Collected data

Start

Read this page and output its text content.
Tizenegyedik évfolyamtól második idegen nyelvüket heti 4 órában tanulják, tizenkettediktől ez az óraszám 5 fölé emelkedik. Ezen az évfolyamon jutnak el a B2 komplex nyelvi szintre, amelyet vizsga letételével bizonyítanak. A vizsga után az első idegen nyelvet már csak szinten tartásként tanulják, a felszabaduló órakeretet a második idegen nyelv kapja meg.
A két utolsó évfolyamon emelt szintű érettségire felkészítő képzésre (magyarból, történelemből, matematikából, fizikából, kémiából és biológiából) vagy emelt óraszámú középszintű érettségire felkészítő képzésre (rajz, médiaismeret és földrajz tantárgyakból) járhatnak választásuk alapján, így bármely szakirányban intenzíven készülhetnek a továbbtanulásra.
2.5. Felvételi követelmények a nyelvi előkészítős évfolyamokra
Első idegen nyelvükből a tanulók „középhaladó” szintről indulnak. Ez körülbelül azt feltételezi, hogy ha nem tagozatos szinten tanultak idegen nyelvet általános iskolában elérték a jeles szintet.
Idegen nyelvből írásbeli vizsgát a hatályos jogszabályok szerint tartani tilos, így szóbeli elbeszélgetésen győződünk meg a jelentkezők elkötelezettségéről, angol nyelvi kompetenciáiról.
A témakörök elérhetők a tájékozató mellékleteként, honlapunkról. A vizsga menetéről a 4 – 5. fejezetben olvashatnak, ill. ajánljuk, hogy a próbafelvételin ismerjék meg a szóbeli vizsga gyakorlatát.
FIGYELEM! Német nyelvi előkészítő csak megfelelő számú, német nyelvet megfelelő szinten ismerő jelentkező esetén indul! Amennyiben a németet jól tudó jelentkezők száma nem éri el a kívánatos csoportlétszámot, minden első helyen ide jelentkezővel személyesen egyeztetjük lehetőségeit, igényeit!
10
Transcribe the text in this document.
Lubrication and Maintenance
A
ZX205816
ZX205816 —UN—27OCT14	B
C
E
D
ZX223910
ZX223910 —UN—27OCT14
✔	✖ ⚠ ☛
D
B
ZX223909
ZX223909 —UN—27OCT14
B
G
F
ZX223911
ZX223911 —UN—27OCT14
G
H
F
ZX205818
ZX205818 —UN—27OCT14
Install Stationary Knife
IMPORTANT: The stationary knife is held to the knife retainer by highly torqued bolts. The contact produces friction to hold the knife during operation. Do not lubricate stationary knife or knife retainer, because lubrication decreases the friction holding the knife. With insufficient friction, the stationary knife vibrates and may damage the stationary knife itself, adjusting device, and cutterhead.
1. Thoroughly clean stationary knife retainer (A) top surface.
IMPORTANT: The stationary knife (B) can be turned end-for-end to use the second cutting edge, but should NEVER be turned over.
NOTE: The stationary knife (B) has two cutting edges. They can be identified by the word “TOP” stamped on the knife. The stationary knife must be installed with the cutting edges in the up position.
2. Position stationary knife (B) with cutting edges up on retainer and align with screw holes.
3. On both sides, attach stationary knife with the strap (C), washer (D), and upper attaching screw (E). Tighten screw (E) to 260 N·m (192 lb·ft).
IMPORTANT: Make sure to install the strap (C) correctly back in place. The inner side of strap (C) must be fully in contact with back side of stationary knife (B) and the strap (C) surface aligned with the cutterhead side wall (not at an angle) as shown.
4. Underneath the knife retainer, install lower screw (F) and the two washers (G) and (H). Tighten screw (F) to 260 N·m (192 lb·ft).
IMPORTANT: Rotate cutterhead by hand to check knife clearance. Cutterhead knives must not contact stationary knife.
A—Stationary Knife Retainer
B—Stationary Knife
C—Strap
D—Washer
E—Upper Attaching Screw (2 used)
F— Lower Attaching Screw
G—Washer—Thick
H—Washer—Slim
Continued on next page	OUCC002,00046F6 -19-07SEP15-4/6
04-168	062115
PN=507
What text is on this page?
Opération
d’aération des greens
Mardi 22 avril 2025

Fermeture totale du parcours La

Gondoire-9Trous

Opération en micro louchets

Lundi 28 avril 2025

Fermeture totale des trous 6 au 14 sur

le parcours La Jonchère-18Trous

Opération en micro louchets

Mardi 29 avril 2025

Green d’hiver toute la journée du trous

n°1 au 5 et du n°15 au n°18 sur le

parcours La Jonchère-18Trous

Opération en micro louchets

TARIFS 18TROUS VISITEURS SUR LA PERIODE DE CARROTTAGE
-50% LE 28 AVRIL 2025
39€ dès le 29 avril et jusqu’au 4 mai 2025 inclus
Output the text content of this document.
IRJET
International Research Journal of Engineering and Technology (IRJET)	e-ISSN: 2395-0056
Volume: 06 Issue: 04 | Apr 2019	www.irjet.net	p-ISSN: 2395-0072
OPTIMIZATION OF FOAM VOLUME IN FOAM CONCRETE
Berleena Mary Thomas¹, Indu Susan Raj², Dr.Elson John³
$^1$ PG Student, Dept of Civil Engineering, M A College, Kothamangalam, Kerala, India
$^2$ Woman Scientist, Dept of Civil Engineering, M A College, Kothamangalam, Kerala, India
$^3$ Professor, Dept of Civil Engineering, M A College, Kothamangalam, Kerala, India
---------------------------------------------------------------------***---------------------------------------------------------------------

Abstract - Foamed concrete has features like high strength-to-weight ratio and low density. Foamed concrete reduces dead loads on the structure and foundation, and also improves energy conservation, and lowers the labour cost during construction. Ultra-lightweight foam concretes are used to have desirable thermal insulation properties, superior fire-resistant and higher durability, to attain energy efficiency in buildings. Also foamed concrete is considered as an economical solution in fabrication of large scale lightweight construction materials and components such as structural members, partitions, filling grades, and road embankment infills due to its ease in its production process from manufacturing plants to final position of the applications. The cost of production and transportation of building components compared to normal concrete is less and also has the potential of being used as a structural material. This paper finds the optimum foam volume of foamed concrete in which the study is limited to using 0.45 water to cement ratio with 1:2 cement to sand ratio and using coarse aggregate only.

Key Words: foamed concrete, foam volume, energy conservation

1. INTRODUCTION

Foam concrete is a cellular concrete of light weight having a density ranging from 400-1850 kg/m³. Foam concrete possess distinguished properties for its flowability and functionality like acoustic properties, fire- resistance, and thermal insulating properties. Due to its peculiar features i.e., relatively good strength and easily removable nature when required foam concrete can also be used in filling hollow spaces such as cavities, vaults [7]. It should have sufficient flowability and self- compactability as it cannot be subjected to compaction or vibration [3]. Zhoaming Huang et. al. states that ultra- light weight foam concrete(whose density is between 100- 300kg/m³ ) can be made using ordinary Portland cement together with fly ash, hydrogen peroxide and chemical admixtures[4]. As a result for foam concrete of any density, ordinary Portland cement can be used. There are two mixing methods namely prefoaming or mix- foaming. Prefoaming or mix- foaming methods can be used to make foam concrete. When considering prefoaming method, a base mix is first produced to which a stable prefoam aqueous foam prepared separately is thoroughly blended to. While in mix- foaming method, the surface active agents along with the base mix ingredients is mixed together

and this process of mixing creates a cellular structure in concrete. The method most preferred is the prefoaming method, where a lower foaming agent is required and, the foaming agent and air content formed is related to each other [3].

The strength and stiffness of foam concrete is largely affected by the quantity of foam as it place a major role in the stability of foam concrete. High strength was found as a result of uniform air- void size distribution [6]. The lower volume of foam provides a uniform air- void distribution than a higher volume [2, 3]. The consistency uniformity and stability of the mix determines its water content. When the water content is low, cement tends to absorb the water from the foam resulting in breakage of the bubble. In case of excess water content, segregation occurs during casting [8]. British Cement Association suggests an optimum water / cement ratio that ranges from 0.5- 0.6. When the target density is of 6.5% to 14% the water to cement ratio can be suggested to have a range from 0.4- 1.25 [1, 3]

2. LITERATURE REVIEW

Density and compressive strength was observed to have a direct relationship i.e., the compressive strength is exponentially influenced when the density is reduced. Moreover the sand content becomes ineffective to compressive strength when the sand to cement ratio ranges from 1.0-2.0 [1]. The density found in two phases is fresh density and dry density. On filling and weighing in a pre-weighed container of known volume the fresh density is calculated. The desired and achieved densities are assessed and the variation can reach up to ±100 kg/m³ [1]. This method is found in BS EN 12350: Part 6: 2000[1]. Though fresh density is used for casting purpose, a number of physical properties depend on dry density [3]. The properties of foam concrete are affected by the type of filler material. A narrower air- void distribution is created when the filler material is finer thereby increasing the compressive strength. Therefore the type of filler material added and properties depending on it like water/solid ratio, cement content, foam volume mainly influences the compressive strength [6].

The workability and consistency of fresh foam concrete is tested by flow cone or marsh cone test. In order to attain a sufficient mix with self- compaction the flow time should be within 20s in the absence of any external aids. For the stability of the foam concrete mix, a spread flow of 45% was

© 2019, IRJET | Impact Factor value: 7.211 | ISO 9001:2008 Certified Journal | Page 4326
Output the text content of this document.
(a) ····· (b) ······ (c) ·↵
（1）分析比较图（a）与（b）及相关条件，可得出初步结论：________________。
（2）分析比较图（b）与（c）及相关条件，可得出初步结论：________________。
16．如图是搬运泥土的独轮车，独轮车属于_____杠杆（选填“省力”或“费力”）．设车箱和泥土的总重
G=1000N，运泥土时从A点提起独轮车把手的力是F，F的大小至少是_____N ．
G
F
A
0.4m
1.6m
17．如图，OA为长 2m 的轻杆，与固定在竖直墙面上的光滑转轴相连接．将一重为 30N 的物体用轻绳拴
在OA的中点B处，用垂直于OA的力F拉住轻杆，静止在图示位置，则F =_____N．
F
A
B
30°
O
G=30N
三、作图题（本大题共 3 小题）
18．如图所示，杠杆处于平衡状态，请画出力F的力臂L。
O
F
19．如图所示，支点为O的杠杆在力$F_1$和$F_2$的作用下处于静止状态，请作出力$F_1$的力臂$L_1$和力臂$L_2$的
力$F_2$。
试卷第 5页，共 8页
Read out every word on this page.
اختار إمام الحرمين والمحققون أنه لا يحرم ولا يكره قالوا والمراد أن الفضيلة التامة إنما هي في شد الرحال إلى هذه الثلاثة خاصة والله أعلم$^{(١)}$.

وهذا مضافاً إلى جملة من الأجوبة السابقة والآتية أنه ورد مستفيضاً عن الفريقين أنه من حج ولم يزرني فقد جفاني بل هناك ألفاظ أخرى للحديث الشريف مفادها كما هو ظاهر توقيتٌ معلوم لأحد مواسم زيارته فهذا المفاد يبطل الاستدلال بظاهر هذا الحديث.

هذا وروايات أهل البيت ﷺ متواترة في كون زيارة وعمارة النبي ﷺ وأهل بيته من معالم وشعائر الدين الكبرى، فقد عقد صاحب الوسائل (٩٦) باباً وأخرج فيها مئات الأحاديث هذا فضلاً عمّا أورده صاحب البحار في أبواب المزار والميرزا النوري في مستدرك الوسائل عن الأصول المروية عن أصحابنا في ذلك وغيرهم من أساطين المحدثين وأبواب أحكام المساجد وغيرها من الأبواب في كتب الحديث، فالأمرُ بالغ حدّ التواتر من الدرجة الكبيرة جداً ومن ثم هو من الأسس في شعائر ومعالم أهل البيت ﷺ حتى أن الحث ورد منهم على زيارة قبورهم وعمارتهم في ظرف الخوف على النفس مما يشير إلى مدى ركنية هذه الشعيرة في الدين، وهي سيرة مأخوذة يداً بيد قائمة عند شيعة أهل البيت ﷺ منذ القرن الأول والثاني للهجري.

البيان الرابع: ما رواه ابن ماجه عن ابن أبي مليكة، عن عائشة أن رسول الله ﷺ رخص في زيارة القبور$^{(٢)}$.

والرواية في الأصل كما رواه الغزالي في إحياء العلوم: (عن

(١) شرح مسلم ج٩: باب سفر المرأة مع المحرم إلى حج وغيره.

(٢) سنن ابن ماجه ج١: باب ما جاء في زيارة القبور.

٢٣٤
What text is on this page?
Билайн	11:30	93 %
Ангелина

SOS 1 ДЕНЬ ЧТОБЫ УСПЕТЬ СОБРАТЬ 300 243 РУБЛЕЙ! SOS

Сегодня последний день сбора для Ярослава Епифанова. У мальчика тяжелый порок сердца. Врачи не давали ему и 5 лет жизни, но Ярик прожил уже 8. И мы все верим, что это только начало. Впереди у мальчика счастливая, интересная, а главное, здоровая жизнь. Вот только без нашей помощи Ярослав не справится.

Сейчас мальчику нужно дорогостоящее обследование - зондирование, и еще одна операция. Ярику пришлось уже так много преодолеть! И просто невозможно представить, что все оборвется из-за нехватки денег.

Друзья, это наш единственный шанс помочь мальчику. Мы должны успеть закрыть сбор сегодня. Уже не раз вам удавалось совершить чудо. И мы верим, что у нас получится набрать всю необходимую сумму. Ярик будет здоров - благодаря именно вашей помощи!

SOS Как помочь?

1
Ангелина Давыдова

End

Of all the lines in the listing above, how many contain the word "Kothamangalam"? Answer with the number alone.

Exercise solution
3